(Entries with figure data)
— start —

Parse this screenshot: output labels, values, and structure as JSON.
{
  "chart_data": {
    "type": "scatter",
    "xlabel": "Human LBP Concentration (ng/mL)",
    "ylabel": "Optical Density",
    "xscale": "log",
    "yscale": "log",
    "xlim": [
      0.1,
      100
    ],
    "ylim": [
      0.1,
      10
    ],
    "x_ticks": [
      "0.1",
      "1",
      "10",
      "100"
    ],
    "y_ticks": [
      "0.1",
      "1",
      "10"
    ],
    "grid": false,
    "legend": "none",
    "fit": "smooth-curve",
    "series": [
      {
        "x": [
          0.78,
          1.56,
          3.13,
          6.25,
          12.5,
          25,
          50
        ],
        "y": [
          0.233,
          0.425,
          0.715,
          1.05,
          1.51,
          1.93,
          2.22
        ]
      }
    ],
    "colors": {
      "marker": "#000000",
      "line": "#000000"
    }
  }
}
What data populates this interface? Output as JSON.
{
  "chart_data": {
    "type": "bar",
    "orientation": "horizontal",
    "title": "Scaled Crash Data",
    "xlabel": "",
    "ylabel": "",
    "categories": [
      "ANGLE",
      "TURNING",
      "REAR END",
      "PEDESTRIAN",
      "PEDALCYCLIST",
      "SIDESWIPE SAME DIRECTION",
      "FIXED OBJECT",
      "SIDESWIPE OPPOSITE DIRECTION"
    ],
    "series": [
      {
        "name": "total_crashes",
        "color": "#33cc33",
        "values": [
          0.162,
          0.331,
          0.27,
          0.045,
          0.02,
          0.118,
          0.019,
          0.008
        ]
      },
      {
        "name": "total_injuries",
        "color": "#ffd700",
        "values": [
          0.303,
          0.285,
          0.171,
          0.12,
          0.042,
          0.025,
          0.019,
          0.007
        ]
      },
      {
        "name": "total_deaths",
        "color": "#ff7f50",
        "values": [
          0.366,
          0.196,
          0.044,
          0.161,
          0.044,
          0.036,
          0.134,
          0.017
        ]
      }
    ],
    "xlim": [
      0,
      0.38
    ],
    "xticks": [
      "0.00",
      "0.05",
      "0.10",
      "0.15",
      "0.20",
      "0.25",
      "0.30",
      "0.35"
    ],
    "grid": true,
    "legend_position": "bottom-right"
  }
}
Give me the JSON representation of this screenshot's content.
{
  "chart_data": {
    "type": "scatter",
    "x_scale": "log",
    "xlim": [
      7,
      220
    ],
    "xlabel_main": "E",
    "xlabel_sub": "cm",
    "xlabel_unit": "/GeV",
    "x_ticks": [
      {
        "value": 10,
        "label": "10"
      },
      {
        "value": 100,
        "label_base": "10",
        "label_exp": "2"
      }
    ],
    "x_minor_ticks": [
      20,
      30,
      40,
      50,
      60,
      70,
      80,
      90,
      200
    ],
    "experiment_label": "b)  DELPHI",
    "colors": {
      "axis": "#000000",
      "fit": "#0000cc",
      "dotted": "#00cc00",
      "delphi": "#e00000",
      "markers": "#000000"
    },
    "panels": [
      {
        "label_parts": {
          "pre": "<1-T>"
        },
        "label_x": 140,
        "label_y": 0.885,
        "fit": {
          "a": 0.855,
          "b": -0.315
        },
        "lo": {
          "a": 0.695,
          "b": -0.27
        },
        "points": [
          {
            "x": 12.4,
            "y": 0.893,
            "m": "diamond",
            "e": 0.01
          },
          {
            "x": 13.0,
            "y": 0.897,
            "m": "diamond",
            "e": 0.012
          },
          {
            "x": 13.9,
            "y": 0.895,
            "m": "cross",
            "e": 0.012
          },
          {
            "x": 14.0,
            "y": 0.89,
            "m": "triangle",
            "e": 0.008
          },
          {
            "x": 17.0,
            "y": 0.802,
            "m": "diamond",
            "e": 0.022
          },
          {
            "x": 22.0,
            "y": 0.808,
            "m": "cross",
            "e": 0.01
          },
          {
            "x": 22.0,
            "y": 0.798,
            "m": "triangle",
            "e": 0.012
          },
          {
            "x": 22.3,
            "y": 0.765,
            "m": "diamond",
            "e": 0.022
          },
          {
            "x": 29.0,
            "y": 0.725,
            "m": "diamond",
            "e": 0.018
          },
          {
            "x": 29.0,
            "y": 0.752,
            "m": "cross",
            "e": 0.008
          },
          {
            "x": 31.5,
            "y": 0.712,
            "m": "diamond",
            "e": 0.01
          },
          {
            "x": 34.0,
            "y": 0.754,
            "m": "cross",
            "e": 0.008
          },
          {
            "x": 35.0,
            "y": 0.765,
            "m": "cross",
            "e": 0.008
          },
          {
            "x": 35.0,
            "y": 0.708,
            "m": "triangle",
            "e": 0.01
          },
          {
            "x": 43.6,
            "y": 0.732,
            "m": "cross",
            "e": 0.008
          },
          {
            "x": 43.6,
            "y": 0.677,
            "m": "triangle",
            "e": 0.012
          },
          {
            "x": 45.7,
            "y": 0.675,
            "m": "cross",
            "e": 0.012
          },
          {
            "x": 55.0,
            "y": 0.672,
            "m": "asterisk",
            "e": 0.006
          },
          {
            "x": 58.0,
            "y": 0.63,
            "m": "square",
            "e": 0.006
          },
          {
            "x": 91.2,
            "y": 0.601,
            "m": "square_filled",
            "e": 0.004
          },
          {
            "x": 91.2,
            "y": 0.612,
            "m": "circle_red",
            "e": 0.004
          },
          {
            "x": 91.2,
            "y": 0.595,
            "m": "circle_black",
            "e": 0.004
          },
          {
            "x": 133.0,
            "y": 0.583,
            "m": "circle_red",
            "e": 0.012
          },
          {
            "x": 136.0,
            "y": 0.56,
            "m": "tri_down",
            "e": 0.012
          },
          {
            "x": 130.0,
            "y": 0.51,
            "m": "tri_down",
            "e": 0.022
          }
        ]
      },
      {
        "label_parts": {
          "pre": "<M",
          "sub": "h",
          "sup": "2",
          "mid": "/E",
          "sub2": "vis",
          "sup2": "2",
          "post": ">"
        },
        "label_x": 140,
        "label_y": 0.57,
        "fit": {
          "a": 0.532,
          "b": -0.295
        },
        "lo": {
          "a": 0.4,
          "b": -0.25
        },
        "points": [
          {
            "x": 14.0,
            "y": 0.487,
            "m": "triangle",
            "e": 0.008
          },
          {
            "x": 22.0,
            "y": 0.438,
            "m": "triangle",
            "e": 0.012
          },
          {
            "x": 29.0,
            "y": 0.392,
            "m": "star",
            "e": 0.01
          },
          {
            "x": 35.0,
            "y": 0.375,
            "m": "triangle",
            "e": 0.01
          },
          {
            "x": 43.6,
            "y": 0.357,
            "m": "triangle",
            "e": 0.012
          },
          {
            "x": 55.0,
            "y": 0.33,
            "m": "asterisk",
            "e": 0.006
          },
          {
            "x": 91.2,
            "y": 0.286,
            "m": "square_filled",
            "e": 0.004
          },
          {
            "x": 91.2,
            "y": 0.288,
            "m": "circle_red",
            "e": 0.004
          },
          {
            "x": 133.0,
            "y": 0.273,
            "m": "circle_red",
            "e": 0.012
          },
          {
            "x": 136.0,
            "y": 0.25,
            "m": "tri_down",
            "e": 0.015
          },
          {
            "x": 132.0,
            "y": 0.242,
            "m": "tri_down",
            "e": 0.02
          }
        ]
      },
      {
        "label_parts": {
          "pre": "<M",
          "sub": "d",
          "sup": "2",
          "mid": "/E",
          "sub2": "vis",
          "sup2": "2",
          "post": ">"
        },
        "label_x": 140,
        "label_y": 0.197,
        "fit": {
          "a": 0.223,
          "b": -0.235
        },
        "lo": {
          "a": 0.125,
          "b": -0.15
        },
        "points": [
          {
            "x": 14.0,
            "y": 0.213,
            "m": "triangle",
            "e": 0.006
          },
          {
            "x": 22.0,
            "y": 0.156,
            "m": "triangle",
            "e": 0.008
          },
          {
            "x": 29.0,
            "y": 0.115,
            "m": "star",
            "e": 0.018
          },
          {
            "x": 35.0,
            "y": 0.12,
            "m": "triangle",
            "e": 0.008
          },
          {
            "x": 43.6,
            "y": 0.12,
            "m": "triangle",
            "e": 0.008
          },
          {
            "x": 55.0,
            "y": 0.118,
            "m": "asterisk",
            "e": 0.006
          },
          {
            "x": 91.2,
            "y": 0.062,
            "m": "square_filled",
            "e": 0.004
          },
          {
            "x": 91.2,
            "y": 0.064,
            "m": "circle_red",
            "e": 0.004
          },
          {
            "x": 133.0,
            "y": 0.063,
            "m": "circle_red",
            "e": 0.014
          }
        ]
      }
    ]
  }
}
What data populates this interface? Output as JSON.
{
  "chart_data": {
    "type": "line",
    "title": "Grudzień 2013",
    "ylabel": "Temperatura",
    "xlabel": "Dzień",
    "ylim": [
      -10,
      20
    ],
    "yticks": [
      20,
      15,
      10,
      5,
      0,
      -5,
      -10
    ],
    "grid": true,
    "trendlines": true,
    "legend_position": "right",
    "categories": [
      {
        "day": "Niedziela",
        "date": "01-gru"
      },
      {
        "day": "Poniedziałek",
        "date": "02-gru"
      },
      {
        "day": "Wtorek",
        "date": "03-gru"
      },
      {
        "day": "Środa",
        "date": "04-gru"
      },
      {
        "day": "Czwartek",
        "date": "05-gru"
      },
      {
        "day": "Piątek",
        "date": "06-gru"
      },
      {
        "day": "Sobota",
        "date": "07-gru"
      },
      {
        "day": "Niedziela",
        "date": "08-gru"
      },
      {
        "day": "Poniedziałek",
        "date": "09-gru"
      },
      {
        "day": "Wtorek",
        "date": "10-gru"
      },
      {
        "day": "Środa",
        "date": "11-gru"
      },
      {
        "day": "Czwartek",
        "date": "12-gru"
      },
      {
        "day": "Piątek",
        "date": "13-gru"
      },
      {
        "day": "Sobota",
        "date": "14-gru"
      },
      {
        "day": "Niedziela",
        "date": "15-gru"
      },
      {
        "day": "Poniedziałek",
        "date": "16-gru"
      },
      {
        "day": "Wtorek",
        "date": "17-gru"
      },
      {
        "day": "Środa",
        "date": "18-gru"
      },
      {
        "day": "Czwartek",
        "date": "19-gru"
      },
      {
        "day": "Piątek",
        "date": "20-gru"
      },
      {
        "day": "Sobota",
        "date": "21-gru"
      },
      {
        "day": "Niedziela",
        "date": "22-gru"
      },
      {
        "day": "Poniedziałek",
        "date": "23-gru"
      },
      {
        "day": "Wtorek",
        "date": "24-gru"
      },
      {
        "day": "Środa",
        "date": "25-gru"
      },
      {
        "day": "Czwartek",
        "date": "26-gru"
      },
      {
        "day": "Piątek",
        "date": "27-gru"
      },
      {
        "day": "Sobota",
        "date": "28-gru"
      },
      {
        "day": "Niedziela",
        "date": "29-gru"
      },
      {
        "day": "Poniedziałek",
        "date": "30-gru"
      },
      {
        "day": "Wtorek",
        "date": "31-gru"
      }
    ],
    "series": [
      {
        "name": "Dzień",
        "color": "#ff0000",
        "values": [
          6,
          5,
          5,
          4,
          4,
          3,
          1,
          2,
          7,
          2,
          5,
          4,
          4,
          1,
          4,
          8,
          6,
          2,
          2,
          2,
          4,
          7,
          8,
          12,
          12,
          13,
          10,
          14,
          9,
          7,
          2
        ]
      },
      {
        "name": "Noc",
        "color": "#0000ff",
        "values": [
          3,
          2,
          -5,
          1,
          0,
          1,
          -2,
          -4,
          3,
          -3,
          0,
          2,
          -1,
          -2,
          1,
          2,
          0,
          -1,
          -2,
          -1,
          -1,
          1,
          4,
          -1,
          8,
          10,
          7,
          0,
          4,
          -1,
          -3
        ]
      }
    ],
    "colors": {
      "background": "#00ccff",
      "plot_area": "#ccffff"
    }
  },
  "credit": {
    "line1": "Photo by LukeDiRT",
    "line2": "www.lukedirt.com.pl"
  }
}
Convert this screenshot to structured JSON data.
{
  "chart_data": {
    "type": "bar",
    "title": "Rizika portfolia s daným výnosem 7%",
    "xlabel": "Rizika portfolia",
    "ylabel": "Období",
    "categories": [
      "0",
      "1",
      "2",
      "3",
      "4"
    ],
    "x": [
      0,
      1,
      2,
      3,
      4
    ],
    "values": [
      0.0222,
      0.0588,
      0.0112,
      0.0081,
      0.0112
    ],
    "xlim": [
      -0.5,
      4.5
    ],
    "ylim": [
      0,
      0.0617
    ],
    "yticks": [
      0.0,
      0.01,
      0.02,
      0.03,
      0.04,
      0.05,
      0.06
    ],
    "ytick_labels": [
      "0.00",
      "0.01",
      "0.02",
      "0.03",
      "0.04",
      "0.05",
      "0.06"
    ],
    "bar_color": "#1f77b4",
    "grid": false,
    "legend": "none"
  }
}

— end —

__STATED EXERCISE__. In the entries above, find each line with the word "ylabel" and show it.

__COMPLETED EXERCISE__.
    "ylabel": "Optical Density",
    "ylabel": "",
    "ylabel": "Temperatura",
    "ylabel": "Období",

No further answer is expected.